Reproduce every record below exactly as it appears.
═══ DATA SECTION ═══
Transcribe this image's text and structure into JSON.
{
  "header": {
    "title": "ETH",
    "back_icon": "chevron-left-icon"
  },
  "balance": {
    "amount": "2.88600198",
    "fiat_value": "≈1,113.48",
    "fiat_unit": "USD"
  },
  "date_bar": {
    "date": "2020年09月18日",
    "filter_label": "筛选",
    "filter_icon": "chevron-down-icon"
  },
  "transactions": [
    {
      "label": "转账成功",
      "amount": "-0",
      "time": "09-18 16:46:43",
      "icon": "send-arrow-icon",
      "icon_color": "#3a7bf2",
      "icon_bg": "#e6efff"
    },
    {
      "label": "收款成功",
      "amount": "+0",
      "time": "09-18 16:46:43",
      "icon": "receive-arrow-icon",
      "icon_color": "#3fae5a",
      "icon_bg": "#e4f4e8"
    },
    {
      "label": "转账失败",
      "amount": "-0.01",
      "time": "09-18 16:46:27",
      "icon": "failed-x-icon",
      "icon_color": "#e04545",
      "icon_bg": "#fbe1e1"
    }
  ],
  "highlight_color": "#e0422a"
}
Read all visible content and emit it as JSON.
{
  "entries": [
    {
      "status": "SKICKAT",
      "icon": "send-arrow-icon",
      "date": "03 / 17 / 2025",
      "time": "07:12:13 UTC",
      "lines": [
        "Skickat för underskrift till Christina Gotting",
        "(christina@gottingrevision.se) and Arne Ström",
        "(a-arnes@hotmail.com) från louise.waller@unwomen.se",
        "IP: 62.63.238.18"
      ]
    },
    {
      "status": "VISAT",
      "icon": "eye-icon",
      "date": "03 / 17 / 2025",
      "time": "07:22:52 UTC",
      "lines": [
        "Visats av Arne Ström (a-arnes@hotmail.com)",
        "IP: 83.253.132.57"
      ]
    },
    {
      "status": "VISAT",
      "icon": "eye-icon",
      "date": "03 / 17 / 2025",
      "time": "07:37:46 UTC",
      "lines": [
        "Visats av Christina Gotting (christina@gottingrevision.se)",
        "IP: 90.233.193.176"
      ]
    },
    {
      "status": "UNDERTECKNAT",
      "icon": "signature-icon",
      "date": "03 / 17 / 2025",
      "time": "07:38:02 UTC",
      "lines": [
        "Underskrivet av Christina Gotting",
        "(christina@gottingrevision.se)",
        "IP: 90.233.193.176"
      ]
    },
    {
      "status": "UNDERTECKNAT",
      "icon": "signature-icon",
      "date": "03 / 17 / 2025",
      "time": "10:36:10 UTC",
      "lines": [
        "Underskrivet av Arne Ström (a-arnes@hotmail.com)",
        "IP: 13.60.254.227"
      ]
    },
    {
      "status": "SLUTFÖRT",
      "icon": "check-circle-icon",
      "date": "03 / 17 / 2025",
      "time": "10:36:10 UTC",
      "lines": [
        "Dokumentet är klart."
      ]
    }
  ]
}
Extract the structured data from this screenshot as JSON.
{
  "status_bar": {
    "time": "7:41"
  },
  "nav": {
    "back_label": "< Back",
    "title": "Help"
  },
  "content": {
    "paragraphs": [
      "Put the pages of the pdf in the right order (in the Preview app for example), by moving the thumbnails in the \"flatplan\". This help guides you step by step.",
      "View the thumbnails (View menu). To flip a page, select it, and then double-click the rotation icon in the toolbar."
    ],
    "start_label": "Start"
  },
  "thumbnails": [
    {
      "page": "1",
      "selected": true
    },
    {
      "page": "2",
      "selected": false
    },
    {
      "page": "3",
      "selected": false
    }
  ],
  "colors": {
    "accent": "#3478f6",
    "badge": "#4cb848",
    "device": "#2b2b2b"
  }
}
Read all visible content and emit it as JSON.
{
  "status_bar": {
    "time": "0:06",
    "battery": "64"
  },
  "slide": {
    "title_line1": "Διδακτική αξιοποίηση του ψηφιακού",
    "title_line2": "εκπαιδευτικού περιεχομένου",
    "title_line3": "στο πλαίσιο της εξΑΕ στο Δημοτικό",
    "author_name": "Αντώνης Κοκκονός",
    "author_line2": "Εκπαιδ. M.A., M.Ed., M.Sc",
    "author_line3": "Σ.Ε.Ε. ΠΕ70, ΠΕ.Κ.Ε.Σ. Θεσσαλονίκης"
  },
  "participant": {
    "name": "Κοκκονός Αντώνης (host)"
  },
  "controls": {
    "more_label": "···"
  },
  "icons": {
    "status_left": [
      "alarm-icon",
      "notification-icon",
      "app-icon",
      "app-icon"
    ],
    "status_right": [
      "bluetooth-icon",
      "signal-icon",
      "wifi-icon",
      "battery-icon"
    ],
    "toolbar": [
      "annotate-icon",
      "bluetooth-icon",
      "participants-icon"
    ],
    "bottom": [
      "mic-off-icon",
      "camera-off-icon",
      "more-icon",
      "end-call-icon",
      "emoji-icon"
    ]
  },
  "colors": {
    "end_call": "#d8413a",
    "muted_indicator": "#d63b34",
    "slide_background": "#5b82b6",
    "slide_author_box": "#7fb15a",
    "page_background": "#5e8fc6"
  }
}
═══
TASK ANSWER —
Transcribe this image's text and structure into JSON.
{
  "header": {
    "title": "ETH",
    "back_icon": "chevron-left-icon"
  },
  "balance": {
    "amount": "2.88600198",
    "fiat_value": "≈1,113.48",
    "fiat_unit": "USD"
  },
  "date_bar": {
    "date": "2020年09月18日",
    "filter_label": "筛选",
    "filter_icon": "chevron-down-icon"
  },
  "transactions": [
    {
      "label": "转账成功",
      "amount": "-0",
      "time": "09-18 16:46:43",
      "icon": "send-arrow-icon",
      "icon_color": "#3a7bf2",
      "icon_bg": "#e6efff"
    },
    {
      "label": "收款成功",
      "amount": "+0",
      "time": "09-18 16:46:43",
      "icon": "receive-arrow-icon",
      "icon_color": "#3fae5a",
      "icon_bg": "#e4f4e8"
    },
    {
      "label": "转账失败",
      "amount": "-0.01",
      "time": "09-18 16:46:27",
      "icon": "failed-x-icon",
      "icon_color": "#e04545",
      "icon_bg": "#fbe1e1"
    }
  ],
  "highlight_color": "#e0422a"
}
Read all visible content and emit it as JSON.
{
  "entries": [
    {
      "status": "SKICKAT",
      "icon": "send-arrow-icon",
      "date": "03 / 17 / 2025",
      "time": "07:12:13 UTC",
      "lines": [
        "Skickat för underskrift till Christina Gotting",
        "(christina@gottingrevision.se) and Arne Ström",
        "(a-arnes@hotmail.com) från louise.waller@unwomen.se",
        "IP: 62.63.238.18"
      ]
    },
    {
      "status": "VISAT",
      "icon": "eye-icon",
      "date": "03 / 17 / 2025",
      "time": "07:22:52 UTC",
      "lines": [
        "Visats av Arne Ström (a-arnes@hotmail.com)",
        "IP: 83.253.132.57"
      ]
    },
    {
      "status": "VISAT",
      "icon": "eye-icon",
      "date": "03 / 17 / 2025",
      "time": "07:37:46 UTC",
      "lines": [
        "Visats av Christina Gotting (christina@gottingrevision.se)",
        "IP: 90.233.193.176"
      ]
    },
    {
      "status": "UNDERTECKNAT",
      "icon": "signature-icon",
      "date": "03 / 17 / 2025",
      "time": "07:38:02 UTC",
      "lines": [
        "Underskrivet av Christina Gotting",
        "(christina@gottingrevision.se)",
        "IP: 90.233.193.176"
      ]
    },
    {
      "status": "UNDERTECKNAT",
      "icon": "signature-icon",
      "date": "03 / 17 / 2025",
      "time": "10:36:10 UTC",
      "lines": [
        "Underskrivet av Arne Ström (a-arnes@hotmail.com)",
        "IP: 13.60.254.227"
      ]
    },
    {
      "status": "SLUTFÖRT",
      "icon": "check-circle-icon",
      "date": "03 / 17 / 2025",
      "time": "10:36:10 UTC",
      "lines": [
        "Dokumentet är klart."
      ]
    }
  ]
}
Extract the structured data from this screenshot as JSON.
{
  "status_bar": {
    "time": "7:41"
  },
  "nav": {
    "back_label": "< Back",
    "title": "Help"
  },
  "content": {
    "paragraphs": [
      "Put the pages of the pdf in the right order (in the Preview app for example), by moving the thumbnails in the \"flatplan\". This help guides you step by step.",
      "View the thumbnails (View menu). To flip a page, select it, and then double-click the rotation icon in the toolbar."
    ],
    "start_label": "Start"
  },
  "thumbnails": [
    {
      "page": "1",
      "selected": true
    },
    {
      "page": "2",
      "selected": false
    },
    {
      "page": "3",
      "selected": false
    }
  ],
  "colors": {
    "accent": "#3478f6",
    "badge": "#4cb848",
    "device": "#2b2b2b"
  }
}
Read all visible content and emit it as JSON.
{
  "status_bar": {
    "time": "0:06",
    "battery": "64"
  },
  "slide": {
    "title_line1": "Διδακτική αξιοποίηση του ψηφιακού",
    "title_line2": "εκπαιδευτικού περιεχομένου",
    "title_line3": "στο πλαίσιο της εξΑΕ στο Δημοτικό",
    "author_name": "Αντώνης Κοκκονός",
    "author_line2": "Εκπαιδ. M.A., M.Ed., M.Sc",
    "author_line3": "Σ.Ε.Ε. ΠΕ70, ΠΕ.Κ.Ε.Σ. Θεσσαλονίκης"
  },
  "participant": {
    "name": "Κοκκονός Αντώνης (host)"
  },
  "controls": {
    "more_label": "···"
  },
  "icons": {
    "status_left": [
      "alarm-icon",
      "notification-icon",
      "app-icon",
      "app-icon"
    ],
    "status_right": [
      "bluetooth-icon",
      "signal-icon",
      "wifi-icon",
      "battery-icon"
    ],
    "toolbar": [
      "annotate-icon",
      "bluetooth-icon",
      "participants-icon"
    ],
    "bottom": [
      "mic-off-icon",
      "camera-off-icon",
      "more-icon",
      "end-call-icon",
      "emoji-icon"
    ]
  },
  "colors": {
    "end_call": "#d8413a",
    "muted_indicator": "#d63b34",
    "slide_background": "#5b82b6",
    "slide_author_box": "#7fb15a",
    "page_background": "#5e8fc6"
  }
}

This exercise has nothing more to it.